● Consignes:
a. Répondez à ces questions sur le texte consacré à l'Égypte et aux sanctions de l'ONU :
(i) Dans quels pays ou régions se trouvaient les quatre affiliés de l'EI que les États-Unis proposaient d'ajouter à la liste ?
(ii) Quel membre non permanent du Conseil de sécurité a soutenu l'objection égyptienne en mai ?
(iii) Quelle fonction occupe Madawi al-Rasheed ?
b. Poursuivez le texte consacré à l'Égypte et aux sanctions de l'ONU à partir de sa dernière phrase.

● Texte extrait:
L’Égypte a bloqué les sanctions de l’ONU contre la branche saoudienne de l’État islamique
L’Égypte a déployé des efforts concertés pour empêcher que la branche saoudienne de l’État islamique (EI) ne soit ajoutée à une liste onusienne de sanctions du terrorisme, selon des documents obtenus par Middle East Eye.
Les États-Unis avaient proposé que quatre affiliés de l’EI en Arabie saoudite, au Yémen, en Libye et en Afghanistan-Pakistan soient ajoutés à la liste des groupes et individus sanctionnés par l’ONU.
Or, selon les documents consultés par MEE, l’Égypte, actuellement membre non permanent du Conseil de sécurité de l’ONU, a exprimé le 3 février dernier qu’elle souhaitait que l’ONU « suspende […] la proposition des États-Unis d’Amérique d’ajouter EI-Arabie saoudite » à la liste des sanctions.
Trois mois plus tard, la délégation égyptienne s’est formellement opposée à l’inclusion de la branche saoudienne – ce qui semble avoir abouti à l’abandon de la proposition américaine.
L’Égypte n’a pas eu à justifier son objection, a déclaré une source de l’ONU.
Un deuxième membre non permanent du Conseil de sécurité, le Sénégal, a soutenu l’objection égyptienne en mai.
Ces révélations surviennent au moment où l’Égypte, l’Arabie saoudite, les Émirats arabes unis et Bahreïn imposent un blocus au Qatar pour son présumé soutien au « terrorisme » – une accusation réfutée par Doha.
Madawi al-Rasheed, professeure invitée au Centre Moyen-Orient de la London School of Economics, a indiqué à Middle East Eye que l’Égypte exécutait là une manœuvre « classique » visant à empêcher son allié, Riyad, de faire l’objet d’une surveillance.
« L’Arabie saoudite ne veut pas attirer l’attention sur ses propres problèmes de terrorisme, c’est un cas classique », a-t-elle déclaré.
« [Les autorités saoudiennes] annoncent des listes de groupes terroristes à l’étranger ou associés à d’autres pays. Mais elles-mêmes sont en déni », a ajouté Madawi al-Rasheed.

● Données fournies:
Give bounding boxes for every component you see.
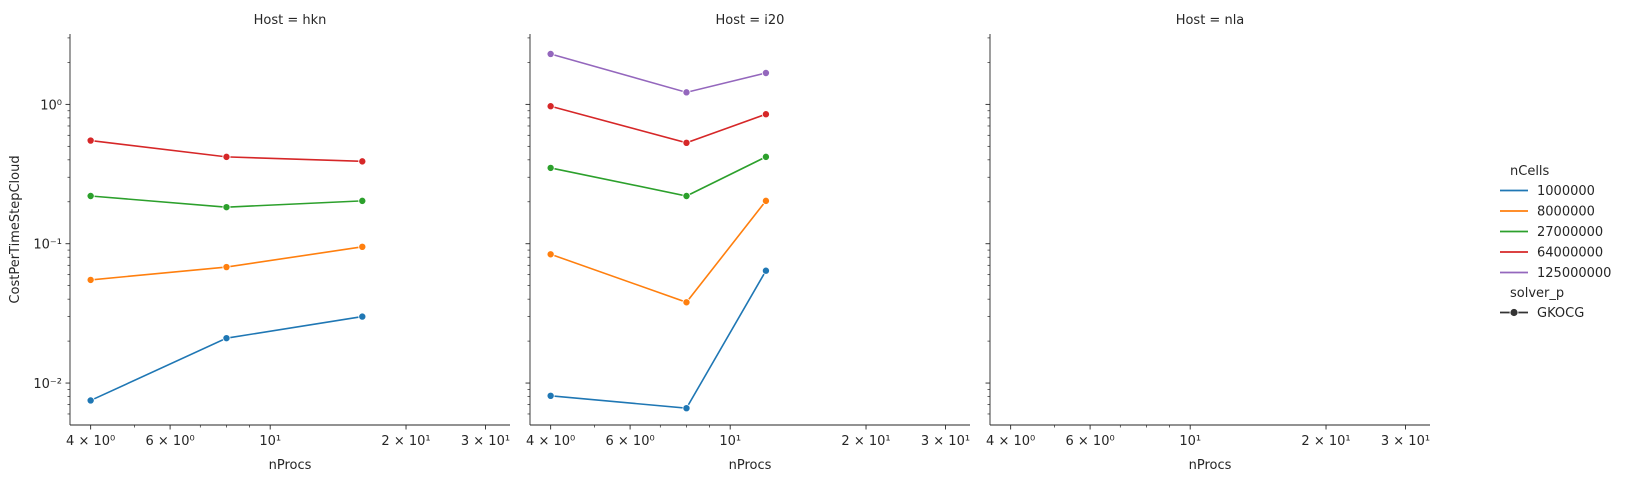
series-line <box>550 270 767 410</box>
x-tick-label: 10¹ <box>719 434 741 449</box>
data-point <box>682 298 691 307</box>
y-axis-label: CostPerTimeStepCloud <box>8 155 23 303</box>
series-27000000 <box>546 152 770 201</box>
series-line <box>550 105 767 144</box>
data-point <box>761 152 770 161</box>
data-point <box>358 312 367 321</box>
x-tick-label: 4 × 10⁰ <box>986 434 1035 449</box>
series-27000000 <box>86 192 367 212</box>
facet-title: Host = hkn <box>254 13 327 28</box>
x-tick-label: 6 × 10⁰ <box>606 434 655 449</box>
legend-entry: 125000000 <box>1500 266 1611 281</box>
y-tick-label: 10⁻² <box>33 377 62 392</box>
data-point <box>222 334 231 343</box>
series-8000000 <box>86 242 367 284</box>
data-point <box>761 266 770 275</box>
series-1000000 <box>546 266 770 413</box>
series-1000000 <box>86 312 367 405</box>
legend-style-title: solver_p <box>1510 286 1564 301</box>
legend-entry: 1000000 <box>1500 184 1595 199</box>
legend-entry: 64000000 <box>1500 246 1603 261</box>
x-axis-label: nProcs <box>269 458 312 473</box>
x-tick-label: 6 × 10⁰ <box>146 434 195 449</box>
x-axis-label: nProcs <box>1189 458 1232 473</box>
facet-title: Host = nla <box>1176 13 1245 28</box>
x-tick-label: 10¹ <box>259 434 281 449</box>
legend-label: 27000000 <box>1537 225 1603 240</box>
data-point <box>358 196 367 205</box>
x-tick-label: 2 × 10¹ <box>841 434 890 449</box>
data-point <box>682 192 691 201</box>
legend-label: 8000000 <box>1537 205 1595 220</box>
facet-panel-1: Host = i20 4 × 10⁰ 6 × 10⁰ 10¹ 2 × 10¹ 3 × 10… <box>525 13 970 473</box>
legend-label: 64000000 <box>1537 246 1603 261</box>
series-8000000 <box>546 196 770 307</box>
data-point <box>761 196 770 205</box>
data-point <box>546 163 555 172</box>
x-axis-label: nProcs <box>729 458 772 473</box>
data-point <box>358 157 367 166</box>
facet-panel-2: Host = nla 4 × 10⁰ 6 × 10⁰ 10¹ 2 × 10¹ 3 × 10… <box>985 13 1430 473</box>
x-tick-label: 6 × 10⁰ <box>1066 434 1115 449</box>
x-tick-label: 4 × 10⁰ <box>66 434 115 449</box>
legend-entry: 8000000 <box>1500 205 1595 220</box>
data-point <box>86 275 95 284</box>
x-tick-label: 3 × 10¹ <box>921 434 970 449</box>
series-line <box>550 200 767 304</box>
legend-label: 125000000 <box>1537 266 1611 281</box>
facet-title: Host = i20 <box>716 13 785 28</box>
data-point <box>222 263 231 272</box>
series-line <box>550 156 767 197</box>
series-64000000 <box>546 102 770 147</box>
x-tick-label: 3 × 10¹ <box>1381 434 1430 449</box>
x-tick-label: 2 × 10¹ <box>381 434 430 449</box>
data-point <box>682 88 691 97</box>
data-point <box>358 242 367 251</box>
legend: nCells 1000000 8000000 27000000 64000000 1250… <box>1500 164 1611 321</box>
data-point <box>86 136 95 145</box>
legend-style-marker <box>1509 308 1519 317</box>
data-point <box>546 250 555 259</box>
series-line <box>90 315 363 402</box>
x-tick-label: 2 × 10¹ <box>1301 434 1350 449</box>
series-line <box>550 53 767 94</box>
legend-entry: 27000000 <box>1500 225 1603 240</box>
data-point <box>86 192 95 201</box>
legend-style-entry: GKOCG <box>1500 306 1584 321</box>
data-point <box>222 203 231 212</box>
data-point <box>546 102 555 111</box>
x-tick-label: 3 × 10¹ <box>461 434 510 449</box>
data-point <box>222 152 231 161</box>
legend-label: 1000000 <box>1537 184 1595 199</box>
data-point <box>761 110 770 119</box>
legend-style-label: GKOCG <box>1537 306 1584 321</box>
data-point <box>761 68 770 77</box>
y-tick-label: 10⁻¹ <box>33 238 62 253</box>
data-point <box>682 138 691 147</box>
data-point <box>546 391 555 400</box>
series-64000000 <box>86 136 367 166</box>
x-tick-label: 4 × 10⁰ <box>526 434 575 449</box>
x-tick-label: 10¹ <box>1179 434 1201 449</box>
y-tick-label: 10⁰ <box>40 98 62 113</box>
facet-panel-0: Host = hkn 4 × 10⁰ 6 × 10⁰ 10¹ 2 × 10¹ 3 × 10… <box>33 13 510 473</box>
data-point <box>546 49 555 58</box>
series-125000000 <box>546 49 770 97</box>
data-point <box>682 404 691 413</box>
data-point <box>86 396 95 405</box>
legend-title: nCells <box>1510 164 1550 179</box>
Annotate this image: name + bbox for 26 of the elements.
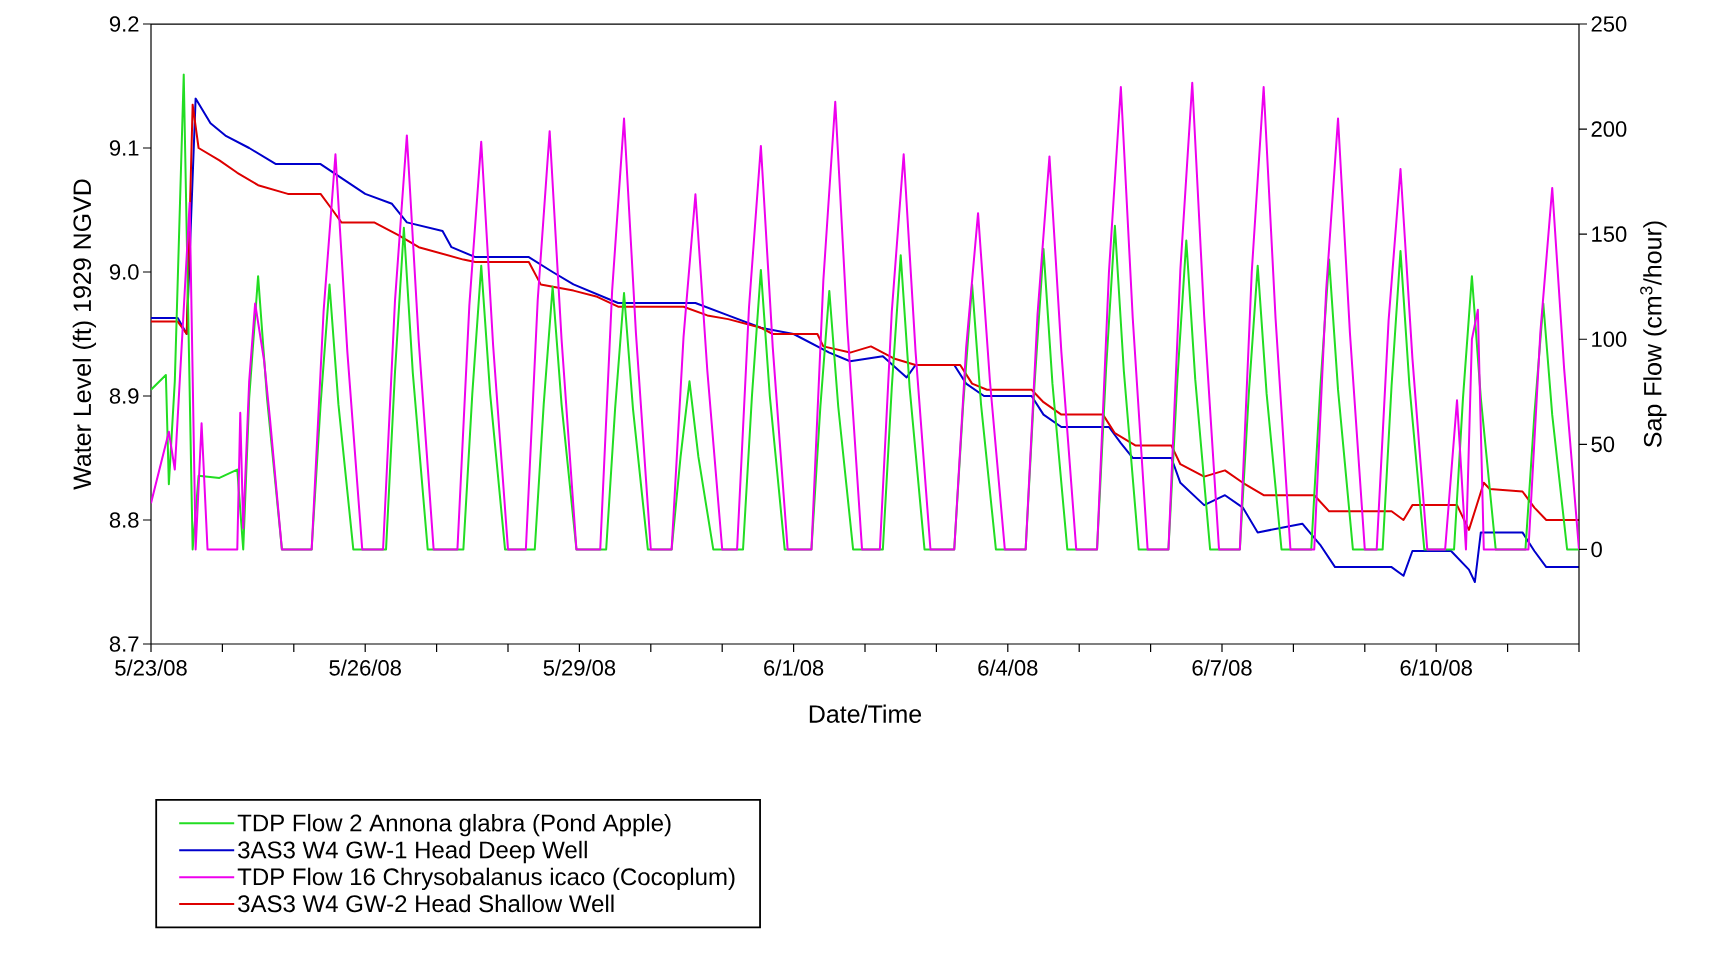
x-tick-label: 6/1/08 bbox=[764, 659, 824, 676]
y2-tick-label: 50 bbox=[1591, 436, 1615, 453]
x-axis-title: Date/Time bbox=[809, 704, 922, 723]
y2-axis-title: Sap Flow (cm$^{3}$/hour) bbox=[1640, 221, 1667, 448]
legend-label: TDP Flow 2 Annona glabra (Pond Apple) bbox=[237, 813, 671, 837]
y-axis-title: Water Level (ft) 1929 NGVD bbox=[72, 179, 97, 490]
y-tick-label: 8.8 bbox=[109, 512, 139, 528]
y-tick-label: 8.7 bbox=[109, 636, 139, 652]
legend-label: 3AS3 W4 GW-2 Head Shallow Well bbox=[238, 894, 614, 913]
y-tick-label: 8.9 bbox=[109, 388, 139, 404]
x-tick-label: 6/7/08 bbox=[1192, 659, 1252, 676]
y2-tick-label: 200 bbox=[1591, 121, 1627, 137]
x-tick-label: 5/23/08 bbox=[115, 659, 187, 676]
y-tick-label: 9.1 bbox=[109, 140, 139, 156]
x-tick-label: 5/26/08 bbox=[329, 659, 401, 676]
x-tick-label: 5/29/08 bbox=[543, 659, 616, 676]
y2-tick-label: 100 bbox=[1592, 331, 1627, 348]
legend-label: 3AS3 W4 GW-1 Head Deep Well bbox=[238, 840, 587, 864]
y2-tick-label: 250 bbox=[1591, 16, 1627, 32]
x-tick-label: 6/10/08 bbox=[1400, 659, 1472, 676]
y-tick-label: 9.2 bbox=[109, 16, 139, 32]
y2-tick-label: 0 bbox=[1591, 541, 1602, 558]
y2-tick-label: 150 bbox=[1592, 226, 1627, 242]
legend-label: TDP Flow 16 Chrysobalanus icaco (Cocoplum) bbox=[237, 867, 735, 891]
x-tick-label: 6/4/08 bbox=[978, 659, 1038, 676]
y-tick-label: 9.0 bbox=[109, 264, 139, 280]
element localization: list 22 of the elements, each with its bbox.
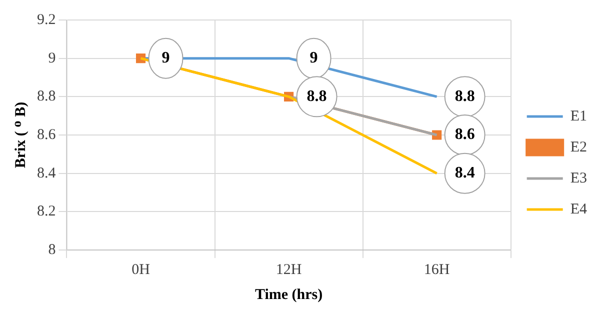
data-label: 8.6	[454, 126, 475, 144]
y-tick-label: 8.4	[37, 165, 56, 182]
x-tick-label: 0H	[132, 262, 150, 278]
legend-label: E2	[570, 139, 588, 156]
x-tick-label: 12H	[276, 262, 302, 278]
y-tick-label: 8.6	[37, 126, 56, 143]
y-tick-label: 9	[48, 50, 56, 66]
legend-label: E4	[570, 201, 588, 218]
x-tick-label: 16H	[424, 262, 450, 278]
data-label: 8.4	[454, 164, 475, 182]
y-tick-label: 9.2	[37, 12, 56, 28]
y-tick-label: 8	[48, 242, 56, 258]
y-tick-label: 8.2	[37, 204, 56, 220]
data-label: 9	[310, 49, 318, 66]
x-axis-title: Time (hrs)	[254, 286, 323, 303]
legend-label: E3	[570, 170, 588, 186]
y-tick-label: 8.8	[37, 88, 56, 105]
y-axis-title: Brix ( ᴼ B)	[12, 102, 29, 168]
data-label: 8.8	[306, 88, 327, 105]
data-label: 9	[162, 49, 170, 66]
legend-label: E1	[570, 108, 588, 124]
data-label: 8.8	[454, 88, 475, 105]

● Réponses:
a.
(i) En Arabie saoudite, au Yémen, en Libye et en Afghanistan-Pakistan.
(ii) Le Sénégal.
(iii) Elle est professeure invitée au Centre Moyen-Orient de la London School of Economics.

b.
Selon la spécialiste, si la branche saoudienne de l’EI était sanctionnée par l’ONU, Ryad « devrait faire face au problème ».
Il devrait « pourchasser les agents ou militants associés, et geler leurs comptes bancaires... il devrait les arrêter et faire quelque chose. »
« Cela expose au monde le fait que l’Arabie saoudite a des agents de l’EI. Bien sûr qu’elle en a, et tout le monde le sait. »
« Si l’Arabie saoudite a demandé à l’Égypte d’agir en son nom, cela va à l’encontre de ce que tous deux soutiennent », a observé Madawi al-Rasheed en référence au blocus imposé par ces pays contre le Qatar.
Les États-Unis ont déjà désigné les membres de la branche de l’EI en Arabie saoudite comme « terroristes internationaux spécialement désignés » au début de l’année 2016, parallèlement à ses branches en Libye et au Yémen.
Surveillance renforcée
Une inclusion sur la liste du terrorisme de l’ONU soumettrait la filiale saoudienne à une surveillance renforcée, a expliqué Madawi al-Rasheed. « L’inscription sur la liste de l’ONU a des implications juridiques. »
Comme le stipule le comité des Nations unies chargé de superviser la liste des sanctions : « Les États ont le devoir d’imposer des mesures à al-Qaïda ou à l’EIIL (Daech) et à d’autres individus, groupes, entreprises et entités qui leur sont associés ».
Le groupe État islamique a annoncé en 2014 la création d’une province saoudienne séparée dans une tentative visant à renverser la maison des Saoud, et a mené plusieurs attaques dans le royaume au cours des dernières années, y compris contre des mosquées en 2015, qui ont fait plusieurs dizaines de morts.
L’Arabie saoudite aime à faire valoir qu’elle a vaincu l’extrémisme dans le pays, alors qu’en réalité, selon Madawi al-Rasheed, elle a essentiellement repoussé le problème au Yémen, où AQPA, la branche locale d’al-Qaïda, profite de la guerre en cours menée principalement par l’Arabie saoudite contre les rebelles houthis.
« Ils prétendent qu’ils se sont débarrassés d’al-Qaïda, mais [ses membres] sont juste passés de l’autre côté de la frontière, au Yémen. »
AQPA et AQMI, la filiale d’al-Qaïda en Algérie, figurent parmi les entités déjà inscrites sur la liste des sanctions de l’ONU.
L’Égypte et le Sénégal quitteront leurs sièges au Conseil de sécurité plus tard cette année. Un porte-parole du département d’État des États-Unis a refusé d’indiquer si Washington allait renouveler sa tentative à l’expiration du délai.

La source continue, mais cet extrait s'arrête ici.